_Task_
Resume the forum thread below about transmission line loss, impedance, and velocity factor, picking up right after its final sentence and ignoring the items.

_Text extract_
·····
The loss has nothing to do with the speed of travel, except that the
effective dielectric constant has a direct effect on speed and an
indirect effect on loss.

At frequencies from at least HF well into the UHF range or higher, the
loss in transmission lines having decent insulation (e.g., PE or PTFE)
is almost all due to conductor loss rather than dielectric loss. Higher
impedance line has lower loss simply because for a given amount of power
being conveyed, the current is lower. Therefore, the conductor I^2 * R
loss (which is nearly the total loss) is lower.

If you introduce a dielectric material (other than air) between
conductors, the characteristic impedance drops and the velocity factor
increases, due to the same effect. Only in that way are they related in
a ladder line.

In a coax cable, some of the plastic insulation is sometimes replaced by
gas or air to make "foamed" dielectric cable, or by other devices such
as plastic disks or a helically wound plastic string. This reduces the
effective dielectric constant of the cable, which if the dimensions
remained the same, would raise the characteristic impedance. It also
increases the velocity factor. In those cables, the characteristic
impedance is lowered to its nominal value by increasing the diameter of
the center conductor. That is, for a given cable outside diameter and
Z0, a cable with more air and less plastic will have a larger center
conductor. The larger conductor reduces the I^2 * R loss by decreasing
the R. So foam dielectric cable and others having a high velocity factor
have lower loss than solid dielectric cables with the same OD because
the center conductor is larger.

At a frequency of about 1 - 10 GHz or so, dielectric loss begins to
dominate, and different relationships exist.

The equations describing the relationships among dielectric constant,
velocity, impedance, and loss are simple and can be found in a great
number of texts. I'm sure they can also be easily found on the web.

Roy Lewallen, W7EL

Hal Rosser wrote:
I've noticed, (but have not studied), some loose relationships in
transmission line characteristics (and I guess waveguides fit in here).
From an observer's point of view, it seems that a high characteristic
impedence line (like 400-ohm or 600-ohm ladder line) also is usually a
lower-loss line, and has a higher velocity factor.
It also seems that some coax may have a low VF and high loss.

Is there a real cause for the relationship of these 3 characteristics of
transmission lines ? Is it something we can generalize ?
It makes some sense to say that the faster a signal gets through the line,
the less loss it will have - and that gives some credence to the
relationship in VF and loss being inversely associated.

I've noticed, (but have not studied), some loose relationships in
transmission line characteristics (and I guess waveguides fit in here).
From an observer's point of view, it seems that a high characteristic
impedence line (like 400-ohm or 600-ohm ladder line) also is usually a
lower-loss line, and has a higher velocity factor.
It also seems that some coax may have a low VF and high loss.

Is there a real cause for the relationship of these 3 characteristics of
transmission lines ? Is it something we can generalize ?
It makes some sense to say that the faster a signal gets through the line,
the less loss it will have - and that gives some credence to the
relationship in VF and loss being inversely associated.
·····
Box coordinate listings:
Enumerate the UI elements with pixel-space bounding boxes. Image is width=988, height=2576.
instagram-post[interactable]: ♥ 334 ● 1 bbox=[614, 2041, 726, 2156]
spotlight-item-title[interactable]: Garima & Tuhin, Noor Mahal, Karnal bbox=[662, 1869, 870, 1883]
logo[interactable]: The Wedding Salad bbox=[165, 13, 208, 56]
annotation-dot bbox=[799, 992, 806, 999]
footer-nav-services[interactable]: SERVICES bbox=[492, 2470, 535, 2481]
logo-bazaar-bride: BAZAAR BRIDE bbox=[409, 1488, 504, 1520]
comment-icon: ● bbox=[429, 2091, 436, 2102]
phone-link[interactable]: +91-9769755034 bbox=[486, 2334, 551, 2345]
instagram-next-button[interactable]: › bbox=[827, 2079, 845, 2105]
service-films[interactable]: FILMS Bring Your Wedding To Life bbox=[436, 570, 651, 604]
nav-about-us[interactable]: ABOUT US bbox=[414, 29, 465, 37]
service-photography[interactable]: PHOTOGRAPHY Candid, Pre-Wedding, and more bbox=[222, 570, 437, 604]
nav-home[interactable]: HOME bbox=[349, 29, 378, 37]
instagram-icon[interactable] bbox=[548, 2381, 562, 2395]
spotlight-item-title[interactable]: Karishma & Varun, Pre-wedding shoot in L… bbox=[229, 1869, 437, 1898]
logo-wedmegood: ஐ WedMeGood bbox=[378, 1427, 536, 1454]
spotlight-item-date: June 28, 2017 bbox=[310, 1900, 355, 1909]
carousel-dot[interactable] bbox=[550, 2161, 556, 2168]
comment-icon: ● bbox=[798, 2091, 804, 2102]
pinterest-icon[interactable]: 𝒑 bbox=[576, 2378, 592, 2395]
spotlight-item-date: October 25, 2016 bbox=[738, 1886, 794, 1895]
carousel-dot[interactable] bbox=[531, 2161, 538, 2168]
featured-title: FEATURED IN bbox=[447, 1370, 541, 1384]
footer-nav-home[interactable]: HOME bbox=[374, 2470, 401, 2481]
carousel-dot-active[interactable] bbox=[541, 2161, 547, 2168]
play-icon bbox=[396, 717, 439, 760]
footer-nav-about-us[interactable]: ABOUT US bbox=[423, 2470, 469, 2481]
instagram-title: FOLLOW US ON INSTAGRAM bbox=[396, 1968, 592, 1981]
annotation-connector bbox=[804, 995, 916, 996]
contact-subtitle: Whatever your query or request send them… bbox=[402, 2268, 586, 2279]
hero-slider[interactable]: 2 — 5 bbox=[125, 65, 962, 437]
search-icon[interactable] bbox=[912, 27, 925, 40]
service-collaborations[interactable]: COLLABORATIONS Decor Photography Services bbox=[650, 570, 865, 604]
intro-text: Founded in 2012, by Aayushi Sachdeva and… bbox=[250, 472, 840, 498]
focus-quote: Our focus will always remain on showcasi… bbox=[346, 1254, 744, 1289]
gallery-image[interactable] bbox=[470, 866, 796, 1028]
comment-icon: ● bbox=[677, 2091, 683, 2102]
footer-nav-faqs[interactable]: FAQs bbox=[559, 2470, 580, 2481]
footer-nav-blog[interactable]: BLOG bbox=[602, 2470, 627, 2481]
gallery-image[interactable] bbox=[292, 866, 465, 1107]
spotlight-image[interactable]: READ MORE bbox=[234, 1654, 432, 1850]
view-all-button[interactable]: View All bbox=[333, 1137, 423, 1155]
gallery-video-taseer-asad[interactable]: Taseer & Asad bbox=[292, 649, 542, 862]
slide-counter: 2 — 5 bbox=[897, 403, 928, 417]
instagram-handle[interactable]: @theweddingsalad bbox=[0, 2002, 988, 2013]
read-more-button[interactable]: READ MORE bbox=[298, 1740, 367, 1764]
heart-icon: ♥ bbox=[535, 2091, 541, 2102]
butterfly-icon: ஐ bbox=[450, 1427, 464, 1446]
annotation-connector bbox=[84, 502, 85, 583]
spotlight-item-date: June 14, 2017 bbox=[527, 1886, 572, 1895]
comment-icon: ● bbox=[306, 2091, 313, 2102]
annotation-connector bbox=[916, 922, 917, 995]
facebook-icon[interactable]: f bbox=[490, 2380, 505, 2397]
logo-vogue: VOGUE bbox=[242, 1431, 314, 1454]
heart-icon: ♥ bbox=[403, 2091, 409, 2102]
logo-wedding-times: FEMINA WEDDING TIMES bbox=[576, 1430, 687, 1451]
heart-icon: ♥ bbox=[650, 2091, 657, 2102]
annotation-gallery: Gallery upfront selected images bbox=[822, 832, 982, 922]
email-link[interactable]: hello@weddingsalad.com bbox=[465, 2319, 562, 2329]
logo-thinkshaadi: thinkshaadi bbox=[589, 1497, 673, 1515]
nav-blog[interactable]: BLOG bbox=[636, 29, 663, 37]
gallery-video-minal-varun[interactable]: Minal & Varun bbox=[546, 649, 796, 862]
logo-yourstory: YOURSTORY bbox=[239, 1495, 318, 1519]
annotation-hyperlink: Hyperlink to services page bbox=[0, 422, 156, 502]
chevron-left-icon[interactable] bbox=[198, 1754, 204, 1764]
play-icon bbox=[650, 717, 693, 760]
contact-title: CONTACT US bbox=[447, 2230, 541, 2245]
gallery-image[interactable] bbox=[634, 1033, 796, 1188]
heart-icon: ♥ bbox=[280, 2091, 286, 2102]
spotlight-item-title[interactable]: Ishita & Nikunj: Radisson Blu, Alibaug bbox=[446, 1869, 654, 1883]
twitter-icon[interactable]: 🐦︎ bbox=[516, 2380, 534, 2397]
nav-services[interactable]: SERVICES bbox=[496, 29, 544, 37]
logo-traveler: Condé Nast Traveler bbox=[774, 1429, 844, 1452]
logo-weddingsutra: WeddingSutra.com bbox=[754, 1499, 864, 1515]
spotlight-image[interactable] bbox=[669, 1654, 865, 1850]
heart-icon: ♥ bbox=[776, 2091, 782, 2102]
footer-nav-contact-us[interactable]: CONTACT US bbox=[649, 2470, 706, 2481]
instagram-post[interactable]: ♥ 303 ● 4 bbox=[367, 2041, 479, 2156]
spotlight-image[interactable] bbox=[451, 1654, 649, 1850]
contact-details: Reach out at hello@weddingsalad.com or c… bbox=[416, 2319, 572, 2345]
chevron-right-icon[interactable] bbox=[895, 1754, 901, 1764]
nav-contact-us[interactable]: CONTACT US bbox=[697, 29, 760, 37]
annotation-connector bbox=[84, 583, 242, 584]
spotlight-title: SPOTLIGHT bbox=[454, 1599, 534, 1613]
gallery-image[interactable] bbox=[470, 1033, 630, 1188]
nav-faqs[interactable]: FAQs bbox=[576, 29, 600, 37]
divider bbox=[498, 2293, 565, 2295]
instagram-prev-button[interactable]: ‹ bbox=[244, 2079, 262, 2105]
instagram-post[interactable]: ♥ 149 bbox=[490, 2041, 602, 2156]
·····
_Written reply_
The relationship between the three characteristics is more imaginary
than real. It amounts to little more than an old-wives' tale.

The reason attenuation is usually smaller for twin line than coax is
because the twin line conductors are usually of greater diameter than
the coax inner conductor.

And the reason twin line usually has a greater velocity is because the
conductors are spaced further apart and usually there's less
insulating material between them.

But it's quite easy to reverse the situation by obtaining large
diameter, high impedance coax and flimsy close-together twin line.
----
Reg, G4FGQ

===============================

"Hal Rosser" wrote in message
. ..
I've noticed, (but have not studied), some loose relationships in
transmission line characteristics (and I guess waveguides fit in
here).
From an observer's point of view, it seems that a high
characteristic
impedence line (like 400-ohm or 600-ohm ladder line) also is usually
a
lower-loss line, and has a higher velocity factor.
It also seems that some coax may have a low VF and high loss.

Is there a real cause for the relationship of these 3
characteristics of
transmission lines ? Is it something we can generalize ?
It makes some sense to say that the faster a signal gets through the
line,
the less loss it will have - and that gives some credence to the
relationship in VF and loss being inversely associated.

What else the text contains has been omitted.